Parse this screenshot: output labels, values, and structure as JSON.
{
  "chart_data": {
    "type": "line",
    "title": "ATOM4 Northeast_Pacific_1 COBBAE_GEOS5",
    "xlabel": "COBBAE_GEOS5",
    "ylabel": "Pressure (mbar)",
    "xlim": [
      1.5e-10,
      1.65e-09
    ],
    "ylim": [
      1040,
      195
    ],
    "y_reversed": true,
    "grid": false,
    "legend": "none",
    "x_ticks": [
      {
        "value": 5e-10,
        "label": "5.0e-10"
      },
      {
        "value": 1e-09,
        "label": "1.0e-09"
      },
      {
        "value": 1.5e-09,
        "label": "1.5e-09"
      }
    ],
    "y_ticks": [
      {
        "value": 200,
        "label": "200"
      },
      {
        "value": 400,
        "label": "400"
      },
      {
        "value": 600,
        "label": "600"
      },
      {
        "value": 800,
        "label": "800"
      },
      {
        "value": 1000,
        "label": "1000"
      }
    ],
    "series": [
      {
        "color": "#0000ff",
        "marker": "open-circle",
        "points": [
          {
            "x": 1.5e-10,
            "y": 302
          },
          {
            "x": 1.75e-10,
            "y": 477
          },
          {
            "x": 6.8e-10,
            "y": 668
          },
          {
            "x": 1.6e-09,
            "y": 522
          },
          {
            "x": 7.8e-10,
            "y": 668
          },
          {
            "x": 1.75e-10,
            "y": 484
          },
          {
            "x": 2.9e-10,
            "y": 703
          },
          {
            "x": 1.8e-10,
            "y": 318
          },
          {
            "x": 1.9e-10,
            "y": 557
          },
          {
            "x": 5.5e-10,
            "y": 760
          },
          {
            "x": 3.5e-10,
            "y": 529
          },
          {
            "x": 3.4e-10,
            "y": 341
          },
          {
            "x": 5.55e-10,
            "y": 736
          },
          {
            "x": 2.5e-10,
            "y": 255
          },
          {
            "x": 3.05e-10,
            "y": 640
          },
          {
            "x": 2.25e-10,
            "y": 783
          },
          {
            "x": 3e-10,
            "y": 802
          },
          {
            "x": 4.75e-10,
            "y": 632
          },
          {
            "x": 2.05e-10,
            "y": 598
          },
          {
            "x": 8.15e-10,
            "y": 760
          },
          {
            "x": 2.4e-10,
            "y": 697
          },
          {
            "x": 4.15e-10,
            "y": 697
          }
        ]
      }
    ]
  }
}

====================

▶ What the task requires:
Emit the full listing verbatim.

▶ Final result:
Parse this screenshot: output labels, values, and structure as JSON.
{
  "chart_data": {
    "type": "line",
    "title": "ATOM4 Northeast_Pacific_1 COBBAE_GEOS5",
    "xlabel": "COBBAE_GEOS5",
    "ylabel": "Pressure (mbar)",
    "xlim": [
      1.5e-10,
      1.65e-09
    ],
    "ylim": [
      1040,
      195
    ],
    "y_reversed": true,
    "grid": false,
    "legend": "none",
    "x_ticks": [
      {
        "value": 5e-10,
        "label": "5.0e-10"
      },
      {
        "value": 1e-09,
        "label": "1.0e-09"
      },
      {
        "value": 1.5e-09,
        "label": "1.5e-09"
      }
    ],
    "y_ticks": [
      {
        "value": 200,
        "label": "200"
      },
      {
        "value": 400,
        "label": "400"
      },
      {
        "value": 600,
        "label": "600"
      },
      {
        "value": 800,
        "label": "800"
      },
      {
        "value": 1000,
        "label": "1000"
      }
    ],
    "series": [
      {
        "color": "#0000ff",
        "marker": "open-circle",
        "points": [
          {
            "x": 1.5e-10,
            "y": 302
          },
          {
            "x": 1.75e-10,
            "y": 477
          },
          {
            "x": 6.8e-10,
            "y": 668
          },
          {
            "x": 1.6e-09,
            "y": 522
          },
          {
            "x": 7.8e-10,
            "y": 668
          },
          {
            "x": 1.75e-10,
            "y": 484
          },
          {
            "x": 2.9e-10,
            "y": 703
          },
          {
            "x": 1.8e-10,
            "y": 318
          },
          {
            "x": 1.9e-10,
            "y": 557
          },
          {
            "x": 5.5e-10,
            "y": 760
          },
          {
            "x": 3.5e-10,
            "y": 529
          },
          {
            "x": 3.4e-10,
            "y": 341
          },
          {
            "x": 5.55e-10,
            "y": 736
          },
          {
            "x": 2.5e-10,
            "y": 255
          },
          {
            "x": 3.05e-10,
            "y": 640
          },
          {
            "x": 2.25e-10,
            "y": 783
          },
          {
            "x": 3e-10,
            "y": 802
          },
          {
            "x": 4.75e-10,
            "y": 632
          },
          {
            "x": 2.05e-10,
            "y": 598
          },
          {
            "x": 8.15e-10,
            "y": 760
          },
          {
            "x": 2.4e-10,
            "y": 697
          },
          {
            "x": 4.15e-10,
            "y": 697
          }
        ]
      }
    ]
  }
}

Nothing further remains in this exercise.